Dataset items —
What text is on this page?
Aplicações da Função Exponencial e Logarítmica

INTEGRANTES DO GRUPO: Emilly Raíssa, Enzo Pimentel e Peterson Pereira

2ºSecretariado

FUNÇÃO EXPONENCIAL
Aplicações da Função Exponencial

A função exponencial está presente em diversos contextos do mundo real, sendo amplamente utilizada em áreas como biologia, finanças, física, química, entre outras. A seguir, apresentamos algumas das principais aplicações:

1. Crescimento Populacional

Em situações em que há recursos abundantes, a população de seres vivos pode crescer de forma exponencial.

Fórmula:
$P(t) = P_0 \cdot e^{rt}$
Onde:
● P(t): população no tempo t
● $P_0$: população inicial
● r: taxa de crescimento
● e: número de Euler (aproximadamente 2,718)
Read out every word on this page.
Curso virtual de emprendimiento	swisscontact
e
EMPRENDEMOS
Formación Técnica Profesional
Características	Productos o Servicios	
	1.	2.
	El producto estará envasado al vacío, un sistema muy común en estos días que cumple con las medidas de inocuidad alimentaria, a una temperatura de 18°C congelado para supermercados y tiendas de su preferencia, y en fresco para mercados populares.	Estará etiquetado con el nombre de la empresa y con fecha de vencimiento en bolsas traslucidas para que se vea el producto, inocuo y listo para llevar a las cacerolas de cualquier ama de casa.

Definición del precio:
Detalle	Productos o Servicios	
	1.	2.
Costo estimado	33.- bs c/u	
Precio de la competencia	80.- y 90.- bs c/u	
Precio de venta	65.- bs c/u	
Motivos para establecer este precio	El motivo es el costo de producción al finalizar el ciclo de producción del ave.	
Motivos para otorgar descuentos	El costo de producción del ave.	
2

The exercise — Restate every entry word for word.

Answer in full —
What text is on this page?
Aplicações da Função Exponencial e Logarítmica

INTEGRANTES DO GRUPO: Emilly Raíssa, Enzo Pimentel e Peterson Pereira

2ºSecretariado

FUNÇÃO EXPONENCIAL
Aplicações da Função Exponencial

A função exponencial está presente em diversos contextos do mundo real, sendo amplamente utilizada em áreas como biologia, finanças, física, química, entre outras. A seguir, apresentamos algumas das principais aplicações:

1. Crescimento Populacional

Em situações em que há recursos abundantes, a população de seres vivos pode crescer de forma exponencial.

Fórmula:
$P(t) = P_0 \cdot e^{rt}$
Onde:
● P(t): população no tempo t
● $P_0$: população inicial
● r: taxa de crescimento
● e: número de Euler (aproximadamente 2,718)
Read out every word on this page.
Curso virtual de emprendimiento	swisscontact
e
EMPRENDEMOS
Formación Técnica Profesional
Características	Productos o Servicios	
	1.	2.
	El producto estará envasado al vacío, un sistema muy común en estos días que cumple con las medidas de inocuidad alimentaria, a una temperatura de 18°C congelado para supermercados y tiendas de su preferencia, y en fresco para mercados populares.	Estará etiquetado con el nombre de la empresa y con fecha de vencimiento en bolsas traslucidas para que se vea el producto, inocuo y listo para llevar a las cacerolas de cualquier ama de casa.

Definición del precio:
Detalle	Productos o Servicios	
	1.	2.
Costo estimado	33.- bs c/u	
Precio de la competencia	80.- y 90.- bs c/u	
Precio de venta	65.- bs c/u	
Motivos para establecer este precio	El motivo es el costo de producción al finalizar el ciclo de producción del ave.	
Motivos para otorgar descuentos	El costo de producción del ave.	
2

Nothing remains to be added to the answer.